REQUIREMENT: Find every line in the records below that holds the word "JSON", and copy it out.

RECORDS FOR THE EXERCISE:
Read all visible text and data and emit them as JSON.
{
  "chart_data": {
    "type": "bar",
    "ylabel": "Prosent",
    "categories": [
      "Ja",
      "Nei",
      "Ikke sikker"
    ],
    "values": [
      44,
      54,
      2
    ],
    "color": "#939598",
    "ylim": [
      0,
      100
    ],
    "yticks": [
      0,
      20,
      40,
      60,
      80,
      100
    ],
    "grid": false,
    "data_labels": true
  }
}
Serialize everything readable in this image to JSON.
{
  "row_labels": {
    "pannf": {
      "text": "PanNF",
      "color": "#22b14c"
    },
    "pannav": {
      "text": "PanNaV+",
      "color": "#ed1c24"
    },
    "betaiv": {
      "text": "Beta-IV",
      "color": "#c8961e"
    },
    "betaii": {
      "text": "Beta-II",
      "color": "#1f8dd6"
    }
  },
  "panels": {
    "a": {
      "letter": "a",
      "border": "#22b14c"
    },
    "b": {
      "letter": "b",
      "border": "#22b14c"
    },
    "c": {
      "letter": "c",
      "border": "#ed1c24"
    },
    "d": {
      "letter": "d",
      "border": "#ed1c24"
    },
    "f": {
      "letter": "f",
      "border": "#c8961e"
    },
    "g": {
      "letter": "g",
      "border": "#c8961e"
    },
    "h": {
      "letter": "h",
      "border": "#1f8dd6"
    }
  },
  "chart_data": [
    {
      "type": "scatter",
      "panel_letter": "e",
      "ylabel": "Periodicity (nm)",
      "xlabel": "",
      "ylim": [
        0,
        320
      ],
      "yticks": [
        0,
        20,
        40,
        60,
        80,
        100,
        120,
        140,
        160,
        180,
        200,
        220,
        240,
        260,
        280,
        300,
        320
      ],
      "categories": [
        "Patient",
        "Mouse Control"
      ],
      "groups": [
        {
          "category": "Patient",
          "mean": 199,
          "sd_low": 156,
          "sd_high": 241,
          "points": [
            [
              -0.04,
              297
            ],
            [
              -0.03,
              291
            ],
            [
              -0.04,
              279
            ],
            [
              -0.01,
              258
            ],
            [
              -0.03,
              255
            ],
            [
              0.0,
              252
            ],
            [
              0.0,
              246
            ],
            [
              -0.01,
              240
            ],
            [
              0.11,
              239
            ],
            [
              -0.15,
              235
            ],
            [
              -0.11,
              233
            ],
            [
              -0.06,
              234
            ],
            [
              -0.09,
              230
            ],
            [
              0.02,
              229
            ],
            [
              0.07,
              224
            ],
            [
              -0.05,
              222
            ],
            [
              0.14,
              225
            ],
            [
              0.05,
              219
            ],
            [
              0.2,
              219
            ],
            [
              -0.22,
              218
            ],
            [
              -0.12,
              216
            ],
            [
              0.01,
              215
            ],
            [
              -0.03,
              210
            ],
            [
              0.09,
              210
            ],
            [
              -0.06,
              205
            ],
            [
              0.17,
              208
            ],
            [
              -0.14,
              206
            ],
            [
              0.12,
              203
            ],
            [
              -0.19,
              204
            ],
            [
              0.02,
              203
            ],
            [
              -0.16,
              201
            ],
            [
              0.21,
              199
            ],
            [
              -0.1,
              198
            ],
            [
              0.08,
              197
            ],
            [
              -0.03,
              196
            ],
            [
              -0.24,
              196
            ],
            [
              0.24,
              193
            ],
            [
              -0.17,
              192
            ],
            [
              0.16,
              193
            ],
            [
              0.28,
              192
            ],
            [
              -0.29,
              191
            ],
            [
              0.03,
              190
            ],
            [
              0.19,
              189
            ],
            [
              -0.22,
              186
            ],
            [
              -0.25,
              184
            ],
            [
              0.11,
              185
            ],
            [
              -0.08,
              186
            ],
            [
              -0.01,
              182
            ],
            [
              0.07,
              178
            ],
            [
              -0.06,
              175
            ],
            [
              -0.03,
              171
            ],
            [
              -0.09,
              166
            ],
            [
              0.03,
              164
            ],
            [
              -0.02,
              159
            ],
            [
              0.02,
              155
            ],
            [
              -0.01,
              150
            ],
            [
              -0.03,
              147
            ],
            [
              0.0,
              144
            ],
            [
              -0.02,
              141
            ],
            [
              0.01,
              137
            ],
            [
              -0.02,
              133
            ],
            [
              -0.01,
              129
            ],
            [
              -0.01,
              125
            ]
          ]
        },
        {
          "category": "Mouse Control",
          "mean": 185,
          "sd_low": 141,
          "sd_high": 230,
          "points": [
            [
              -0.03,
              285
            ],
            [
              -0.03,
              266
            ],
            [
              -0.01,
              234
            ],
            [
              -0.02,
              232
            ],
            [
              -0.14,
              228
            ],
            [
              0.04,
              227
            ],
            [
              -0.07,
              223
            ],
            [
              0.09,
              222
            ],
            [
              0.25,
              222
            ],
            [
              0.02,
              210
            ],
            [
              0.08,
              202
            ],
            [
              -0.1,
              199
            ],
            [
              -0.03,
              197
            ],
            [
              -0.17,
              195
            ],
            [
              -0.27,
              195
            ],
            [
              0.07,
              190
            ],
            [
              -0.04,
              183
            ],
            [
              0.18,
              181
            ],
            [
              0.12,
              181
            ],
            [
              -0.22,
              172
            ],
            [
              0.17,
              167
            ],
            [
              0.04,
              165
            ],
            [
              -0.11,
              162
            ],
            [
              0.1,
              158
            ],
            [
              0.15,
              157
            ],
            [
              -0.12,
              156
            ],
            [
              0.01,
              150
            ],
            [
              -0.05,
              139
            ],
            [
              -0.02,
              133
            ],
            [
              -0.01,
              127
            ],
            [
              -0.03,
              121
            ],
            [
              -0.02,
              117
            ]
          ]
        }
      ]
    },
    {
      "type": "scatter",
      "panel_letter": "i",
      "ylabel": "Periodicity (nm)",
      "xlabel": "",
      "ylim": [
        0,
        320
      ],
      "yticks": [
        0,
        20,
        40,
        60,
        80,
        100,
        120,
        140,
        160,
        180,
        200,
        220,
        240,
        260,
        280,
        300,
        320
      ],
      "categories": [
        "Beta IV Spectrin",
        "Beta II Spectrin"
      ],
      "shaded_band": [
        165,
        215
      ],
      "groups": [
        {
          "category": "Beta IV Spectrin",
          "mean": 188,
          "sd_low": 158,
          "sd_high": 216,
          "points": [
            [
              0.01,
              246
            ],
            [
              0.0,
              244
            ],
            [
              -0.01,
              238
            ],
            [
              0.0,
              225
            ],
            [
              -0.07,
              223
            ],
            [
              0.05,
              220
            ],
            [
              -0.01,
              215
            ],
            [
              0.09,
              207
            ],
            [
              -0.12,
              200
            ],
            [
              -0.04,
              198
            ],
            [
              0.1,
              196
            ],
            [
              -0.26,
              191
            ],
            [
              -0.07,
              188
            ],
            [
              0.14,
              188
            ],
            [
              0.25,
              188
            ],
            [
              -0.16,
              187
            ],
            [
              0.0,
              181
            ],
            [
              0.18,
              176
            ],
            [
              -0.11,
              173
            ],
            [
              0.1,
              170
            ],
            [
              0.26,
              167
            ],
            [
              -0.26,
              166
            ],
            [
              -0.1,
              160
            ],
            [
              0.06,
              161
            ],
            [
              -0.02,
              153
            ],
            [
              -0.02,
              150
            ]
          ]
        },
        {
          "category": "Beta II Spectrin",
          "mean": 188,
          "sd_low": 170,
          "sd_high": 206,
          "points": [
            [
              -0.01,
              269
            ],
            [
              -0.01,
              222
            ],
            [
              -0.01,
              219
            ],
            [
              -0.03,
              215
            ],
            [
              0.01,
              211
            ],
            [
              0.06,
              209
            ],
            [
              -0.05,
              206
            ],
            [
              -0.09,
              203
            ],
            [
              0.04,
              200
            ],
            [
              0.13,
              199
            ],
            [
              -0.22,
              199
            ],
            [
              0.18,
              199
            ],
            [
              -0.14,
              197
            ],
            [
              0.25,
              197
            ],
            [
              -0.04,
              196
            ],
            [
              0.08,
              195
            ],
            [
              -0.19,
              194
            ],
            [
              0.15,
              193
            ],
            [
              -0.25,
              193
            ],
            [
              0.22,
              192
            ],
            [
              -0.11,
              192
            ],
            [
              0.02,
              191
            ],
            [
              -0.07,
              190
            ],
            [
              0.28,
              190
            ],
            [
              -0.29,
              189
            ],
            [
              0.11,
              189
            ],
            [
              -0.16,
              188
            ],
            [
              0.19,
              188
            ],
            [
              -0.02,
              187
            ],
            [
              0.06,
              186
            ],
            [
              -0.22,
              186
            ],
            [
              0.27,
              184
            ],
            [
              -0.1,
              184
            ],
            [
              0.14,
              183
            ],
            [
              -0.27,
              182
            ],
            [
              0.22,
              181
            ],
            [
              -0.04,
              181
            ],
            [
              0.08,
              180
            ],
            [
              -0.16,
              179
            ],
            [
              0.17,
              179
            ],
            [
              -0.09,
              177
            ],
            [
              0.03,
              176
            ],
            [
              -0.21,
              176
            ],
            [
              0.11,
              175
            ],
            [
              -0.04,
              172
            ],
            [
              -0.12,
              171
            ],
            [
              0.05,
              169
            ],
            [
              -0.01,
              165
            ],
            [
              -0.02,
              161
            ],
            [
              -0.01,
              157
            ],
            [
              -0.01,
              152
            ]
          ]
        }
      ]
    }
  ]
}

SOLUTION TO THIS PROBLEM:
Read all visible text and data and emit them as JSON.
Serialize everything readable in this image to JSON.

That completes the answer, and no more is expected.